#### [Selected passage]
============================================================

Southampton clinical researchers, working as part of a UK team, have shed new light on causes of bronchiectasis, a long-term lung condition currently effecting more than 200,000 people in the UK.
People who have bronchiectasis experience a persistent cough, shortness of breath and recurring infections because their airways have become irreversibly widened. This can lead to progressive chronic lung damage. Fortunately, with improved social conditions and accessible health care, infective causes of bronchiectasis have diminished in the UK, and genetic causes such as cystic fibrosis, primary immunodeficiency and primary ciliary dyskinesia (PCD) are therefore relatively more common.
New research from the University of Southampton, University Hospital Southampton, and the Southampton Biomedical Research Centre, in collaboration with the University of Dundee, Newcastle University, Imperial College and UCL, has revealed that PCD is often underdiagnosed as a cause of bronchiectasis.
The researchers hope the study will encourage physicians and GPs to ‘Think PCD’ and investigate the underlying cause of bronchiectasis so more patients can get the treatment they need more efficiently.
Published in the European Respiratory Journal, the study used data from the UK ‘100,000 Genomes Project’, in which individuals recruited with bronchiectasis, but without clinical suspicion of PCD, were investigated to see whether PCD was underdiagnosed.
Through whole genome sequencing, pathogenic or likely pathogenic variants (the variant is responsible for causing the disease) were identified in motile ciliopathy genes in 12 per cent of individuals (17/142) confirming a diagnosis of PCD.
One individual within the study was found to have genetic variants in a gene that is known to be important for the function of non-motile cilia, CEP164.
In a separate paper published in Clinical Genetics, the Southampton team, working with others, demonstrated that variants in CEP164 also effect motile cilia, which are found in the lungs and move to keep the airways clear of mucus and dirt. This was the cause of the individual’s bronchiectasis, adding to the genes known to cause PCD-like syndromes.
Jane Lucas, Professor of Paediatric Respiratory Medicine, said: “There are currently four national PCD centres in the UK – in Southampton, Leicester, Leeds and Royal Brompton London, but without a diagnosis of PCD patients do not have access to their NHS specialist multidisciplinary teams to optimally manage their disease.
“Our research highlights the need for pulmonary physicians and GPs to investigate the underlying cause of bronchiectasis. In the case of PCD, the history typically includes a daily wet cough from infancy, neonatal respiratory distress, rhinitis, glue ear and rhinosinusitis. Half of patients also have situs inversus, a rare genetic condition in which the organs in your chest and abdomen are positioned in a mirror image of normal human anatomy.

============================================================

#### [Questions to answer]
A – In the bronchiectasis article, which journal published the study that used data from the 100,000 Genomes Project?
B – From the bronchiectasis article, output the wording that starts with "People who have" and goes on through "relatively more common.", copied word for word.
The records have nothing to do with the bronchiectasis article.

============================================================

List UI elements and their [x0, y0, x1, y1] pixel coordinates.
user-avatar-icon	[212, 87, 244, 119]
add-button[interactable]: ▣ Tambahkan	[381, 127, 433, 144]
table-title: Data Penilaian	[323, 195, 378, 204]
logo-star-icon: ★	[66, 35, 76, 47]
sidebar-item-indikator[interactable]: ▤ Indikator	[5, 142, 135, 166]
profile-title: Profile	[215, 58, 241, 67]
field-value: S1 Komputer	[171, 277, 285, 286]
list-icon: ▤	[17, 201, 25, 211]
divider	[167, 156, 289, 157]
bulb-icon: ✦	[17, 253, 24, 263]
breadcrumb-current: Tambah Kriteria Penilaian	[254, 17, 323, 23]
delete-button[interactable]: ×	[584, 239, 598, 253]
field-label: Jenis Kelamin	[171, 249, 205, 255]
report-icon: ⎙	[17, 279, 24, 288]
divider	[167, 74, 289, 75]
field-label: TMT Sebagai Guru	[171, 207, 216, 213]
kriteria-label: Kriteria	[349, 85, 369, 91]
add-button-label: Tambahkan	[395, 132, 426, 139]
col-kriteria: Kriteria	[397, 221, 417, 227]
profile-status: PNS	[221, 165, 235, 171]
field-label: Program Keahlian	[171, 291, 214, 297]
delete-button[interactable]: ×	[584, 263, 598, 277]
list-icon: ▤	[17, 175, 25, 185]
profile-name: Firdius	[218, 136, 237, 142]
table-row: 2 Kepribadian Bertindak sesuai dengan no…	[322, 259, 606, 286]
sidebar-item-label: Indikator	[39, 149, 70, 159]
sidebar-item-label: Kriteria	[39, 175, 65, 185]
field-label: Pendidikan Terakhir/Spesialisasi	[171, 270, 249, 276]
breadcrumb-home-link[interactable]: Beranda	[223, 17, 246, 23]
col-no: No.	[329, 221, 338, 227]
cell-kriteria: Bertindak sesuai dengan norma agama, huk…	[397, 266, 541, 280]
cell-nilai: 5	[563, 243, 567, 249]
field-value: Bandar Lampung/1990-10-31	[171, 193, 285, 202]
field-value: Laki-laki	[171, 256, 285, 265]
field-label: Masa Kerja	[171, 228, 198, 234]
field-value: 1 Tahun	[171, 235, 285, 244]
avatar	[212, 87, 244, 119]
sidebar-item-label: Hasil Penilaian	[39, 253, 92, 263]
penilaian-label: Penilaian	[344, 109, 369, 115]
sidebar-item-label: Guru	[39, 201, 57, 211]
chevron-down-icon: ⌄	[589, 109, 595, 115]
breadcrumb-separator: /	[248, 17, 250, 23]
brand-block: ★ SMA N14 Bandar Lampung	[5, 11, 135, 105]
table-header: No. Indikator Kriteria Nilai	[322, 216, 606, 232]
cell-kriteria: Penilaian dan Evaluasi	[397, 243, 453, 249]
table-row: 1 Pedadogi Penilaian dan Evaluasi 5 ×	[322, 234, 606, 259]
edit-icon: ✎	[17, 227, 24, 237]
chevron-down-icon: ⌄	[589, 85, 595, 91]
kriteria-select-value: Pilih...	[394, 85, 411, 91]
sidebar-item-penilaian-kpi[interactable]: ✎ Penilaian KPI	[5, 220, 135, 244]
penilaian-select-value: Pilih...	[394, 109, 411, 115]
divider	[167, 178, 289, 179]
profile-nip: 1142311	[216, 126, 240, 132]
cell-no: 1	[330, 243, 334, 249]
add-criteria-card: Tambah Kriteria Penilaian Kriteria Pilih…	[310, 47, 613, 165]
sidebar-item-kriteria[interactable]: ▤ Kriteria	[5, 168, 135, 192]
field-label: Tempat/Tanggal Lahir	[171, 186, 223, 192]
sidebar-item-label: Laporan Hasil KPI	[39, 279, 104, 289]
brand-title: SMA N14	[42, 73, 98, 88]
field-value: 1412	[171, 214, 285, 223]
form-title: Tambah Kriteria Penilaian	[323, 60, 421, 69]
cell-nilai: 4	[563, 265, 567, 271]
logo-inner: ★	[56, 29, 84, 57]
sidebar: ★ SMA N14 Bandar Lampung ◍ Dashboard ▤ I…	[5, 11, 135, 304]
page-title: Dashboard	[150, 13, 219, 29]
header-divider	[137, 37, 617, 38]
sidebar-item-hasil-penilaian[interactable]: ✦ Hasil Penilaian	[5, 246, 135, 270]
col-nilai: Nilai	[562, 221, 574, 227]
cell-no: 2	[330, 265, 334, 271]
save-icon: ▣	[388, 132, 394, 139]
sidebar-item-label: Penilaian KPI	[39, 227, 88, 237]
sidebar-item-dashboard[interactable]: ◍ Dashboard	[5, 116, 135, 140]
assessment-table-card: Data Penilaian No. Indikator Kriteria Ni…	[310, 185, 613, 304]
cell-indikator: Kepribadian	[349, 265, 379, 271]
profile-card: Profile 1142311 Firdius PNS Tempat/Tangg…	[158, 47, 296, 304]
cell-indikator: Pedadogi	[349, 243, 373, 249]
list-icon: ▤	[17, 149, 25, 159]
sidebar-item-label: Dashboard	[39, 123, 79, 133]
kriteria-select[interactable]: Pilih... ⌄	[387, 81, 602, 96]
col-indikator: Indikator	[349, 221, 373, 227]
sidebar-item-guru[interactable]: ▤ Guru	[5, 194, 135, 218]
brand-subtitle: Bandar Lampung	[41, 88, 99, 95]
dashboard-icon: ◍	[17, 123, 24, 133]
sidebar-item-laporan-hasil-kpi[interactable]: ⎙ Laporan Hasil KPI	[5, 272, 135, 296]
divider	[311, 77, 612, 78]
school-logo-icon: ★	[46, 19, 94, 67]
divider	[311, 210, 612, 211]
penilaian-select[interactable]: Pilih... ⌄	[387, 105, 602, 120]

============================================================

#### [Expected results]
A – The European Respiratory Journal.

B –
People who have bronchiectasis experience a persistent cough, shortness of breath and recurring infections because their airways have become irreversibly widened. This can lead to progressive chronic lung damage. Fortunately, with improved social conditions and accessible health care, infective causes of bronchiectasis have diminished in the UK, and genetic causes such as cystic fibrosis, primary immunodeficiency and primary ciliary dyskinesia (PCD) are therefore relatively more common.